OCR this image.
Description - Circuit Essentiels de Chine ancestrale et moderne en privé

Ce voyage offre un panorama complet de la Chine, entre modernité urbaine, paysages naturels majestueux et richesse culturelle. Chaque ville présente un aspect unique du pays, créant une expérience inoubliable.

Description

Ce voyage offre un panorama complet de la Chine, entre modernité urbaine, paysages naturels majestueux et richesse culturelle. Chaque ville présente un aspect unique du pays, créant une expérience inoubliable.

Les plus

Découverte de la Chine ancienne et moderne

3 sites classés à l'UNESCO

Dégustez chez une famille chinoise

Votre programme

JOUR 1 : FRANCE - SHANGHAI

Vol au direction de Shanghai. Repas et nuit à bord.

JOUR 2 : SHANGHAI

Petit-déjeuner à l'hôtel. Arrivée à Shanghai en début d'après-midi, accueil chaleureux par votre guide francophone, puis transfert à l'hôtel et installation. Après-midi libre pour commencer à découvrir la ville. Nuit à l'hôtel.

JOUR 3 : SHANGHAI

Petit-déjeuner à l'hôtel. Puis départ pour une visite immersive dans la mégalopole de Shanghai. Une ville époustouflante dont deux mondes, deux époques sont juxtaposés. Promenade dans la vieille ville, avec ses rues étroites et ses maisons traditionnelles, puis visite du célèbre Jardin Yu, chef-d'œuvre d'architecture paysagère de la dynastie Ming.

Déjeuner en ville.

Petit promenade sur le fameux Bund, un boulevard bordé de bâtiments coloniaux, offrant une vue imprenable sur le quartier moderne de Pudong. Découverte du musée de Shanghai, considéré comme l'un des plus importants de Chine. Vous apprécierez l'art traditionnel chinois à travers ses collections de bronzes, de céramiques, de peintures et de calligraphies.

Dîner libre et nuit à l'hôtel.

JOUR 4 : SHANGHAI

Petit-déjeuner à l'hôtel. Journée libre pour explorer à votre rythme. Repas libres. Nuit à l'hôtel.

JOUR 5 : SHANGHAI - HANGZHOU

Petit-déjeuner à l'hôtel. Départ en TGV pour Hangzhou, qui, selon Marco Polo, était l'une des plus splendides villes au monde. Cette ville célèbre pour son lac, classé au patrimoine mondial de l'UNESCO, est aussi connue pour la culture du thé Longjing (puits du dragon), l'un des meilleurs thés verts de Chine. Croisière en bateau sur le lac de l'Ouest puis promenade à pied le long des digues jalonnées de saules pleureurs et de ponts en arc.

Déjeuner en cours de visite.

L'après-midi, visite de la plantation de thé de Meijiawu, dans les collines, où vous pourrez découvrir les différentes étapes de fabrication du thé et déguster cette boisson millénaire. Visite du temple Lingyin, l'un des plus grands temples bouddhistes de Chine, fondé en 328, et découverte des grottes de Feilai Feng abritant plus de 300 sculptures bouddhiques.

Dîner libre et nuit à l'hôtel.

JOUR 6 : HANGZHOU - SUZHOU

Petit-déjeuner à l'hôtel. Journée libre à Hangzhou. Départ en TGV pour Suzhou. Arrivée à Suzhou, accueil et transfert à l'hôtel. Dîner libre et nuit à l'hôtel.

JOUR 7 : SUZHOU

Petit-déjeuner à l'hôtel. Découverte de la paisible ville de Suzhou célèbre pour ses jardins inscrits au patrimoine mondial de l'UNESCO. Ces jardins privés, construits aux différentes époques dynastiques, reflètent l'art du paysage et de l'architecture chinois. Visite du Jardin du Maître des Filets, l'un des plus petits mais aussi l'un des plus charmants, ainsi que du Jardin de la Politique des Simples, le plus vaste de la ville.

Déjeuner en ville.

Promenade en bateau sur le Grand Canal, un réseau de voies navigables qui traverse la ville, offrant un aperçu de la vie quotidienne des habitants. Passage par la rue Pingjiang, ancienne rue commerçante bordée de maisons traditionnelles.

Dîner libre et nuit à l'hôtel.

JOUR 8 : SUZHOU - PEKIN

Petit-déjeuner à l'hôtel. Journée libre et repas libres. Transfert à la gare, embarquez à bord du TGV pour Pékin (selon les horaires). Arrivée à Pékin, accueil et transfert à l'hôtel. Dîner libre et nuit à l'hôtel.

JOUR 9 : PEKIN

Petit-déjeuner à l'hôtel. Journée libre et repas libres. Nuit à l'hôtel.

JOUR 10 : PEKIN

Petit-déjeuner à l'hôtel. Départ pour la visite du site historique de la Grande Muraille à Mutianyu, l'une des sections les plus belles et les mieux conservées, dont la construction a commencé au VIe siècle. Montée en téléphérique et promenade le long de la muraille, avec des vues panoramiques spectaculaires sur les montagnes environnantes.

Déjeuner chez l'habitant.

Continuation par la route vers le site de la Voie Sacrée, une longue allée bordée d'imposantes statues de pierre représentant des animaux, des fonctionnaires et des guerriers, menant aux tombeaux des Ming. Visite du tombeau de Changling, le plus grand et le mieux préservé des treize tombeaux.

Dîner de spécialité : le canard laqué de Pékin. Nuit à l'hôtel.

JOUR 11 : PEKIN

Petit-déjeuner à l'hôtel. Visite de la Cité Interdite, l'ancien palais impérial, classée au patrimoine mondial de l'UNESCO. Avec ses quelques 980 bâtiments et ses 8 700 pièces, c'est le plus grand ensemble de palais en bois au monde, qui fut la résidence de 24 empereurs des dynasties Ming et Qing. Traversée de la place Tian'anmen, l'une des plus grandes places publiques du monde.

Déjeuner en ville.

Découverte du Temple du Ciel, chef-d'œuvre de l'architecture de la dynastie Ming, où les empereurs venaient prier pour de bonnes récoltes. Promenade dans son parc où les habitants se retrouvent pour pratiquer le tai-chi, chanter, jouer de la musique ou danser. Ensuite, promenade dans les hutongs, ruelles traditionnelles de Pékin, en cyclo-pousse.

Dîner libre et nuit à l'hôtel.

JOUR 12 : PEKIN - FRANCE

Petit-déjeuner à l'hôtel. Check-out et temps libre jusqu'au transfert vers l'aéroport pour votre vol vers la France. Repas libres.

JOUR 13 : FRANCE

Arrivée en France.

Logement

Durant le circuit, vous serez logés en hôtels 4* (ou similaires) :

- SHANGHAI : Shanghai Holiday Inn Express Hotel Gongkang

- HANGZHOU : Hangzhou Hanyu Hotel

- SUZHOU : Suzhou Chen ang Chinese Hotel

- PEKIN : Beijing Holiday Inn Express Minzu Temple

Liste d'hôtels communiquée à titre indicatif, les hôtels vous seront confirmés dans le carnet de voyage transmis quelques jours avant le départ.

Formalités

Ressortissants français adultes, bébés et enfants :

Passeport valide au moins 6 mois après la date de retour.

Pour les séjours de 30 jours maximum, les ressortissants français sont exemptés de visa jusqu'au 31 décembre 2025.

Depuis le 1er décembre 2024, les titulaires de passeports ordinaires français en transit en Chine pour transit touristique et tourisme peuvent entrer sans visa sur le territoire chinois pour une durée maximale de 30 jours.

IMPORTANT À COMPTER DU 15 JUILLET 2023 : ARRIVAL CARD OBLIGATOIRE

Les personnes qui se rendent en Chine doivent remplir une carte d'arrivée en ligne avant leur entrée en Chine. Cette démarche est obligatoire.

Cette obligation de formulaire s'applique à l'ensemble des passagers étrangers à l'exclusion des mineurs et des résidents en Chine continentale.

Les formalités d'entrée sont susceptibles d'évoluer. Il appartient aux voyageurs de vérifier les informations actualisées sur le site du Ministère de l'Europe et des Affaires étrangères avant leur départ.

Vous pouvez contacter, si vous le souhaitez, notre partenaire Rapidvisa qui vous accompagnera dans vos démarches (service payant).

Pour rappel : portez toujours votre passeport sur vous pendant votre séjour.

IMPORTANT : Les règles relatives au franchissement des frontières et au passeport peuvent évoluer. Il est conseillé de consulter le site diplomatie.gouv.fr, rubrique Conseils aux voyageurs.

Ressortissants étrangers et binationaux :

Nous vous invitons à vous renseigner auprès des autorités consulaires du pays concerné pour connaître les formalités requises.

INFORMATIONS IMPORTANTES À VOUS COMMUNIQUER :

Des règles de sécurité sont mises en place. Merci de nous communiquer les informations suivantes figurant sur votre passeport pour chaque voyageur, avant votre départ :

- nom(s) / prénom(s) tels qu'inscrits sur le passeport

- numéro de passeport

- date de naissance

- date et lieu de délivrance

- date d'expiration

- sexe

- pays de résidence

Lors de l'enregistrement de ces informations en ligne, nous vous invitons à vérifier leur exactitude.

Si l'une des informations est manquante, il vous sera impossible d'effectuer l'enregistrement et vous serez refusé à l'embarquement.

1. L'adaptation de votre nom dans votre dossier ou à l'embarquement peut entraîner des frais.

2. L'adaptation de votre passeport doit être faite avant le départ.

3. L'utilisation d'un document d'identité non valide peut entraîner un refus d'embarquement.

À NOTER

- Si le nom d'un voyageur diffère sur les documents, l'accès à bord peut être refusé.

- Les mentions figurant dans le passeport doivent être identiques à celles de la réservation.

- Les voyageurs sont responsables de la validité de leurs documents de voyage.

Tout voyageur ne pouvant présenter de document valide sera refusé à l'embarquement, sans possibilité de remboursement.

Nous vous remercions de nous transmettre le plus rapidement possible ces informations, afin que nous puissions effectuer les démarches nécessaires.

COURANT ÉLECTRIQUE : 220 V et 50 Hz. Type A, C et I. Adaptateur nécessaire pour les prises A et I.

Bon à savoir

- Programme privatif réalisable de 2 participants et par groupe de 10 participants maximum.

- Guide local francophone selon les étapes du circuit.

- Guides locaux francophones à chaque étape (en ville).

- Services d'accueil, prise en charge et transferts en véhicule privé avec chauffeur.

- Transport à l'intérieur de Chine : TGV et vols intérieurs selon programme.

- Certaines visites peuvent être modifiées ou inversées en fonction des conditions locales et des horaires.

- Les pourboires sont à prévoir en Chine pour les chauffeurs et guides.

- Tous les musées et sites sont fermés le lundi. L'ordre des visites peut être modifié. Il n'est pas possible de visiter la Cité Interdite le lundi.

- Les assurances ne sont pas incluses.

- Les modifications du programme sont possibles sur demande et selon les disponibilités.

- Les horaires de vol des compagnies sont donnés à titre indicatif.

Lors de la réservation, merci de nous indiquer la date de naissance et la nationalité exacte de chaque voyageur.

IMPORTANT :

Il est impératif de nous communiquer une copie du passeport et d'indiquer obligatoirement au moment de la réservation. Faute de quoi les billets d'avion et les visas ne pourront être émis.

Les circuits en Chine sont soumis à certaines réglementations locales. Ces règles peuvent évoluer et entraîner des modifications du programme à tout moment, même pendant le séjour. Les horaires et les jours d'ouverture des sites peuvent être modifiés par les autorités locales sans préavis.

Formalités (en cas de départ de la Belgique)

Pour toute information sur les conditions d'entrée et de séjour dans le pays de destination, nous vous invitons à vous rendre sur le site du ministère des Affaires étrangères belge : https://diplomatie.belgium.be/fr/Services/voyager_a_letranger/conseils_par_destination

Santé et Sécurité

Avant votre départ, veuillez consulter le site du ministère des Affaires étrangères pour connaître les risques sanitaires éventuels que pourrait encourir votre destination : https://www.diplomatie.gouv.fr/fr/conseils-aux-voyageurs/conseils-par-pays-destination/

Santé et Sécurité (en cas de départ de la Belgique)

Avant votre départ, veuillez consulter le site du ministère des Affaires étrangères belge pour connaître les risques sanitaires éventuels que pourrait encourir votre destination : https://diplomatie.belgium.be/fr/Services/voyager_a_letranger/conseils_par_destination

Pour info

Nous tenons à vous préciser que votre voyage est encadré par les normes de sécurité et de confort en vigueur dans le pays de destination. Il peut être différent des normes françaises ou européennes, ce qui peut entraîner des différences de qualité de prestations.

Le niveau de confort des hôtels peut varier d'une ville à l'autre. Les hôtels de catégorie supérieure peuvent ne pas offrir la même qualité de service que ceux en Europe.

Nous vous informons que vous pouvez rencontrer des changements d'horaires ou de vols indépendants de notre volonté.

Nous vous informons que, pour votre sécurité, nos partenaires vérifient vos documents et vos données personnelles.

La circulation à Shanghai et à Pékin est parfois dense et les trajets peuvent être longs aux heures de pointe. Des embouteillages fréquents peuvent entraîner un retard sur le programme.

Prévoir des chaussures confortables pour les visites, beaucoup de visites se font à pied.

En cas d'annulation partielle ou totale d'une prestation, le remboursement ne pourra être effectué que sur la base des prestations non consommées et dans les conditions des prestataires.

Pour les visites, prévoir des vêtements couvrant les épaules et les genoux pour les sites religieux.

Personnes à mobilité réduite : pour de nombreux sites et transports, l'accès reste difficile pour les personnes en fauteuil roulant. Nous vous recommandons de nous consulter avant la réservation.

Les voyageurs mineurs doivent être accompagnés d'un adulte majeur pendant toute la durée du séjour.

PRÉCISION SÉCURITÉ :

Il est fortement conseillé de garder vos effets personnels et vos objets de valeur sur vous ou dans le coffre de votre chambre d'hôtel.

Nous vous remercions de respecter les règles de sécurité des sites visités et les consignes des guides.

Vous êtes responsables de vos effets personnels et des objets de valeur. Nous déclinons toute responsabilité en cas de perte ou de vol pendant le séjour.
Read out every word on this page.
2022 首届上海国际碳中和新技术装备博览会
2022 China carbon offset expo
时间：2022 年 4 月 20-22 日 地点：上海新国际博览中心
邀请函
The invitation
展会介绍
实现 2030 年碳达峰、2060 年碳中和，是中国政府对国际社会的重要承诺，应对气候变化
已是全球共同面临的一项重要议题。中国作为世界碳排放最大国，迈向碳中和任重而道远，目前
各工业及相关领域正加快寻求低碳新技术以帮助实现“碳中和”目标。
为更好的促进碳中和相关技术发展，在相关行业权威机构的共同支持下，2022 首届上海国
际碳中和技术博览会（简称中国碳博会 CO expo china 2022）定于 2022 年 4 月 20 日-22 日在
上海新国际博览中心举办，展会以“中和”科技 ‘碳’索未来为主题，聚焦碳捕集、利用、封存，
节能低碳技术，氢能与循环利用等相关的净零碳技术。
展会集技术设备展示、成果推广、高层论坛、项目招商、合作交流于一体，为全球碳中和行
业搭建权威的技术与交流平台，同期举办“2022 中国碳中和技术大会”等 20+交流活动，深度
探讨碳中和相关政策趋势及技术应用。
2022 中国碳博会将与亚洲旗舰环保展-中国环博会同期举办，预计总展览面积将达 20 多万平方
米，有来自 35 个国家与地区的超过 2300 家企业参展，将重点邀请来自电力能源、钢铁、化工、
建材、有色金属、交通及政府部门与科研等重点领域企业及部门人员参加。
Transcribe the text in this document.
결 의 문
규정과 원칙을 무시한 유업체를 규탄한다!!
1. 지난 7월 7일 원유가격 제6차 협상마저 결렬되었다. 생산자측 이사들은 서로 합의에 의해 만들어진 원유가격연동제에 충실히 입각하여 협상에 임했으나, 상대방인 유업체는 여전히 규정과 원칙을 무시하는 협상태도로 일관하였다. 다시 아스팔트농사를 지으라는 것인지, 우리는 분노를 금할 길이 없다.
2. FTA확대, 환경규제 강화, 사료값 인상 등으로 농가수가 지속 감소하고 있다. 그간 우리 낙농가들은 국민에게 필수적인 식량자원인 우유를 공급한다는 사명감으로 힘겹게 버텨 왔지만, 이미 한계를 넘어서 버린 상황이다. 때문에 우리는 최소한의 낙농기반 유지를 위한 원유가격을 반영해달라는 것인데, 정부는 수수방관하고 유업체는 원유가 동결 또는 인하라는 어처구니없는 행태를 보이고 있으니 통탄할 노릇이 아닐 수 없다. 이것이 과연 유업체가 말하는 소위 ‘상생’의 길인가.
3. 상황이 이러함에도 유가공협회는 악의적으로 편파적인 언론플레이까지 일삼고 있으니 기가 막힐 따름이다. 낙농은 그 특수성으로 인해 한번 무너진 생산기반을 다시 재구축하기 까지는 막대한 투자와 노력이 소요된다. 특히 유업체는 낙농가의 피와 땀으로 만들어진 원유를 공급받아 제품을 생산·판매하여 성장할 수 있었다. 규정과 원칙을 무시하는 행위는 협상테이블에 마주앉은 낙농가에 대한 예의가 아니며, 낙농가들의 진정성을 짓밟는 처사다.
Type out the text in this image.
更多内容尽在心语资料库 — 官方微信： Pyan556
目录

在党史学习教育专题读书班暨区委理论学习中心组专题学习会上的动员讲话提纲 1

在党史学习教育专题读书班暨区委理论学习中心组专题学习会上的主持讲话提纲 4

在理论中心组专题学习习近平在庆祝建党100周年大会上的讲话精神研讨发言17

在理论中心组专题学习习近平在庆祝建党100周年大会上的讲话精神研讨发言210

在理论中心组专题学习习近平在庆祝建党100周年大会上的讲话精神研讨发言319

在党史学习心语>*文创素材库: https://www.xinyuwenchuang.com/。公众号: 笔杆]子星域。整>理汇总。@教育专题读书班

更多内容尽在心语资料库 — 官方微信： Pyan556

Task requirements
Pull every line containing "Europe" out of the records.

Answer to this exercise
Les formalités d'entrée sont susceptibles d'évoluer. Il appartient aux voyageurs de vérifier les informations actualisées sur le site du Ministère de l'Europe et des Affaires étrangères avant leur départ.
Le niveau de confort des hôtels peut varier d'une ville à l'autre. Les hôtels de catégorie supérieure peuvent ne pas offrir la même qualité de service que ceux en Europe.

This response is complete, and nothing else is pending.